── Material for the task ──
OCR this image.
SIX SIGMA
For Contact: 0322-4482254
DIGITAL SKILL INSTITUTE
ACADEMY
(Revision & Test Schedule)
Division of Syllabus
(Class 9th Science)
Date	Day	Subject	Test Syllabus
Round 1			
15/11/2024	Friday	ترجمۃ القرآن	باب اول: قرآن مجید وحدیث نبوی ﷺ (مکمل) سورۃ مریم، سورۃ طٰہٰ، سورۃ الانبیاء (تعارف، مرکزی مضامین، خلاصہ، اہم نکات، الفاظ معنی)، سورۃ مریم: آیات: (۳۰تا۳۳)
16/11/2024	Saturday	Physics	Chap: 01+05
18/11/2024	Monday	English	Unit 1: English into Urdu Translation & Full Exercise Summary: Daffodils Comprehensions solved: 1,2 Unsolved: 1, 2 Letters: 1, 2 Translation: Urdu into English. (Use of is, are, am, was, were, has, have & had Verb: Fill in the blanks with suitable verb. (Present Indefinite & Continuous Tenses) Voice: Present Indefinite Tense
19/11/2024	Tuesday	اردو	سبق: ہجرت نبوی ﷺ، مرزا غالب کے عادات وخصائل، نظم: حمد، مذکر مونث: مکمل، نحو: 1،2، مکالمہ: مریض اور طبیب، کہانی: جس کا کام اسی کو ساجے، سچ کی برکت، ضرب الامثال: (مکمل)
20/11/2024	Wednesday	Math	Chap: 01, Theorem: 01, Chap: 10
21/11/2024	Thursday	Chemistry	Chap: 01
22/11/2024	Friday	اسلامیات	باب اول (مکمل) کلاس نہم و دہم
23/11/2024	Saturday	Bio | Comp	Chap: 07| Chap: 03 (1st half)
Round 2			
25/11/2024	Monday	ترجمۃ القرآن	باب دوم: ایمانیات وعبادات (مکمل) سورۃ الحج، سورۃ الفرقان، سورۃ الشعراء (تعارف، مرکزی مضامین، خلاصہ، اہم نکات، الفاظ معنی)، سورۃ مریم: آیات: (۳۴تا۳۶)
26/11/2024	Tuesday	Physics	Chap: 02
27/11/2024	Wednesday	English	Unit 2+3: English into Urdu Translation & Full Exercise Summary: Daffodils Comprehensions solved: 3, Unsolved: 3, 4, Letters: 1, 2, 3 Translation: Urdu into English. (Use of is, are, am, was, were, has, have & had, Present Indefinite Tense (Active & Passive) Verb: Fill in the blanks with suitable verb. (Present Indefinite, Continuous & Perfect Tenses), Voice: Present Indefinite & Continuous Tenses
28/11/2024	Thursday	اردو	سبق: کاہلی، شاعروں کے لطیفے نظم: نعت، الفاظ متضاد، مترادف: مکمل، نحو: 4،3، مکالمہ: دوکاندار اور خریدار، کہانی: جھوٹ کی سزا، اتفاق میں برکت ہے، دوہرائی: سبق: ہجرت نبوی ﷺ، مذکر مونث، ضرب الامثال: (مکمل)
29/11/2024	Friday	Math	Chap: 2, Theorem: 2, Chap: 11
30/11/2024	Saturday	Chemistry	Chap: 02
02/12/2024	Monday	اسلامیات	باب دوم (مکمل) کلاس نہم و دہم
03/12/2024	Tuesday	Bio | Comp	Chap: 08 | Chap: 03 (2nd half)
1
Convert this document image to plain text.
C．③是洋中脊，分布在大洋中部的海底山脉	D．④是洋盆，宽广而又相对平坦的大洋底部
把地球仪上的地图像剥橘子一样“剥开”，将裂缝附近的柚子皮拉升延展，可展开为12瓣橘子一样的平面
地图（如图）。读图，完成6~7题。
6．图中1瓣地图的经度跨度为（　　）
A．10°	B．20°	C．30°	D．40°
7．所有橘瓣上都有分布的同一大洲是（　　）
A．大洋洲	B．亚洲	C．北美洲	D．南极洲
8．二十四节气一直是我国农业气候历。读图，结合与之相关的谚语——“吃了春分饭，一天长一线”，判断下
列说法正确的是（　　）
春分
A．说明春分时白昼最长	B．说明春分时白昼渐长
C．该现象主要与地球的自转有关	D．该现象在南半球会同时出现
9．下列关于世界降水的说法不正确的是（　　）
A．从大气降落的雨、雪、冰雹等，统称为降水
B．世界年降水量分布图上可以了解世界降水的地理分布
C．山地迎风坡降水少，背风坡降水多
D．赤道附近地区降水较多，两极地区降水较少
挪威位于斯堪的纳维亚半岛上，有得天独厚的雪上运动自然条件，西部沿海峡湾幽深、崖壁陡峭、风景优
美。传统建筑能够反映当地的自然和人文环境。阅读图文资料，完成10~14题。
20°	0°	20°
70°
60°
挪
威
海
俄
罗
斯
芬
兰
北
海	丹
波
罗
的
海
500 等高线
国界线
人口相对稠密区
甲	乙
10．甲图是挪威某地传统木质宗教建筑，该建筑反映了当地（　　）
───
* _What is asked_:
Work out the count of lines containing the word "Present", then write only that count.

* _Result for this task_:
2